§ THE TASK:
Output each line of the material exactly as it stands.
═══
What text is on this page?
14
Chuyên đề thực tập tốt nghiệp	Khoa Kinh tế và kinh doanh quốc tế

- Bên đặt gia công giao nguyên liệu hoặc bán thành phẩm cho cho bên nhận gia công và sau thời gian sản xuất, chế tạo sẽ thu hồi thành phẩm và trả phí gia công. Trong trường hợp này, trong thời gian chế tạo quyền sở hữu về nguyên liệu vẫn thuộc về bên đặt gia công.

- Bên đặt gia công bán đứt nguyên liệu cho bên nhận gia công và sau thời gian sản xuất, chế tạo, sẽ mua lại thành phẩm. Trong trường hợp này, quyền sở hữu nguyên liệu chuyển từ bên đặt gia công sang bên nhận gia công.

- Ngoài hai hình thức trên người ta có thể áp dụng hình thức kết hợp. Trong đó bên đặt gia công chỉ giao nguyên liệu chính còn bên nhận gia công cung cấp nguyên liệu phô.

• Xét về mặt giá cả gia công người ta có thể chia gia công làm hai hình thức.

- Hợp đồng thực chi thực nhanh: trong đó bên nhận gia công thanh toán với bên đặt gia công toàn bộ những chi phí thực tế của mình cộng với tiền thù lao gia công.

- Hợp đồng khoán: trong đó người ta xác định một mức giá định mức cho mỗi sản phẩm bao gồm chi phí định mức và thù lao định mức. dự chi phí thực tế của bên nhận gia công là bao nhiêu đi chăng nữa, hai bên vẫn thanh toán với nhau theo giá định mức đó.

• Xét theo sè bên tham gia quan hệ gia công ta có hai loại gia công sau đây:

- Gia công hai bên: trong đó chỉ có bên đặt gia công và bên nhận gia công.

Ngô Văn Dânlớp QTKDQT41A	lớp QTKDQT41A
═══
§ THE RESPONSE:
What text is on this page?
14
Chuyên đề thực tập tốt nghiệp	Khoa Kinh tế và kinh doanh quốc tế

- Bên đặt gia công giao nguyên liệu hoặc bán thành phẩm cho cho bên nhận gia công và sau thời gian sản xuất, chế tạo sẽ thu hồi thành phẩm và trả phí gia công. Trong trường hợp này, trong thời gian chế tạo quyền sở hữu về nguyên liệu vẫn thuộc về bên đặt gia công.

- Bên đặt gia công bán đứt nguyên liệu cho bên nhận gia công và sau thời gian sản xuất, chế tạo, sẽ mua lại thành phẩm. Trong trường hợp này, quyền sở hữu nguyên liệu chuyển từ bên đặt gia công sang bên nhận gia công.

- Ngoài hai hình thức trên người ta có thể áp dụng hình thức kết hợp. Trong đó bên đặt gia công chỉ giao nguyên liệu chính còn bên nhận gia công cung cấp nguyên liệu phô.

• Xét về mặt giá cả gia công người ta có thể chia gia công làm hai hình thức.

- Hợp đồng thực chi thực nhanh: trong đó bên nhận gia công thanh toán với bên đặt gia công toàn bộ những chi phí thực tế của mình cộng với tiền thù lao gia công.

- Hợp đồng khoán: trong đó người ta xác định một mức giá định mức cho mỗi sản phẩm bao gồm chi phí định mức và thù lao định mức. dự chi phí thực tế của bên nhận gia công là bao nhiêu đi chăng nữa, hai bên vẫn thanh toán với nhau theo giá định mức đó.

• Xét theo sè bên tham gia quan hệ gia công ta có hai loại gia công sau đây:

- Gia công hai bên: trong đó chỉ có bên đặt gia công và bên nhận gia công.

Ngô Văn Dânlớp QTKDQT41A	lớp QTKDQT41A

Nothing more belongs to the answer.